* **WHAT YOU SHOULD DO**:
Your task is to repeat all of the material exactly.

## Begin INFORMATION SHOWN

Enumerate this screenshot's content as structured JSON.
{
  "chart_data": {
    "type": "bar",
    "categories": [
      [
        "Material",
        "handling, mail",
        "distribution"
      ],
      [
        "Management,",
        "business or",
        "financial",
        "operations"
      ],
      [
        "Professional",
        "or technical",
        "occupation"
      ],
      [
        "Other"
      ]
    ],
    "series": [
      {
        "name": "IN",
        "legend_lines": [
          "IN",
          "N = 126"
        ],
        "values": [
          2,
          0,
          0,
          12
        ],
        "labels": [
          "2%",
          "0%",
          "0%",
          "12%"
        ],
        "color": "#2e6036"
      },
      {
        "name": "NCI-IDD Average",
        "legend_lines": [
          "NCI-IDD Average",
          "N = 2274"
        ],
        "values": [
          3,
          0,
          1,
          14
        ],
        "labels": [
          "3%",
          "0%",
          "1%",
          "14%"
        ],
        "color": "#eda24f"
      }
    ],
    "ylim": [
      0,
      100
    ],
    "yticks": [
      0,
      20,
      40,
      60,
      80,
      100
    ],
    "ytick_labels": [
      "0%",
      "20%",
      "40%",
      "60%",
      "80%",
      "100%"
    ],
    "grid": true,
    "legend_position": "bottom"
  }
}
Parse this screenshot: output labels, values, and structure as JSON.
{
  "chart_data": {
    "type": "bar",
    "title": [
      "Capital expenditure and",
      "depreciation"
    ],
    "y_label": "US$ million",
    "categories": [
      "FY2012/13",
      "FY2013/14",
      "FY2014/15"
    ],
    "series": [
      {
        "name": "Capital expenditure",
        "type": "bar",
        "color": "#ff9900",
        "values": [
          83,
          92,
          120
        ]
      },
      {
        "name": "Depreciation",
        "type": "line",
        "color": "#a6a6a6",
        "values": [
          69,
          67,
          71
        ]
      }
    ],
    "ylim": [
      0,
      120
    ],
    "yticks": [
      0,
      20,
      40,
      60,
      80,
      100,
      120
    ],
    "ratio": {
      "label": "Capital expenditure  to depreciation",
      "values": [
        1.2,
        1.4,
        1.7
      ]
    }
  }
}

## End INFORMATION SHOWN

* **RESPONSE TO THIS TASK**:
Enumerate this screenshot's content as structured JSON.
{
  "chart_data": {
    "type": "bar",
    "categories": [
      [
        "Material",
        "handling, mail",
        "distribution"
      ],
      [
        "Management,",
        "business or",
        "financial",
        "operations"
      ],
      [
        "Professional",
        "or technical",
        "occupation"
      ],
      [
        "Other"
      ]
    ],
    "series": [
      {
        "name": "IN",
        "legend_lines": [
          "IN",
          "N = 126"
        ],
        "values": [
          2,
          0,
          0,
          12
        ],
        "labels": [
          "2%",
          "0%",
          "0%",
          "12%"
        ],
        "color": "#2e6036"
      },
      {
        "name": "NCI-IDD Average",
        "legend_lines": [
          "NCI-IDD Average",
          "N = 2274"
        ],
        "values": [
          3,
          0,
          1,
          14
        ],
        "labels": [
          "3%",
          "0%",
          "1%",
          "14%"
        ],
        "color": "#eda24f"
      }
    ],
    "ylim": [
      0,
      100
    ],
    "yticks": [
      0,
      20,
      40,
      60,
      80,
      100
    ],
    "ytick_labels": [
      "0%",
      "20%",
      "40%",
      "60%",
      "80%",
      "100%"
    ],
    "grid": true,
    "legend_position": "bottom"
  }
}
Parse this screenshot: output labels, values, and structure as JSON.
{
  "chart_data": {
    "type": "bar",
    "title": [
      "Capital expenditure and",
      "depreciation"
    ],
    "y_label": "US$ million",
    "categories": [
      "FY2012/13",
      "FY2013/14",
      "FY2014/15"
    ],
    "series": [
      {
        "name": "Capital expenditure",
        "type": "bar",
        "color": "#ff9900",
        "values": [
          83,
          92,
          120
        ]
      },
      {
        "name": "Depreciation",
        "type": "line",
        "color": "#a6a6a6",
        "values": [
          69,
          67,
          71
        ]
      }
    ],
    "ylim": [
      0,
      120
    ],
    "yticks": [
      0,
      20,
      40,
      60,
      80,
      100,
      120
    ],
    "ratio": {
      "label": "Capital expenditure  to depreciation",
      "values": [
        1.2,
        1.4,
        1.7
      ]
    }
  }
}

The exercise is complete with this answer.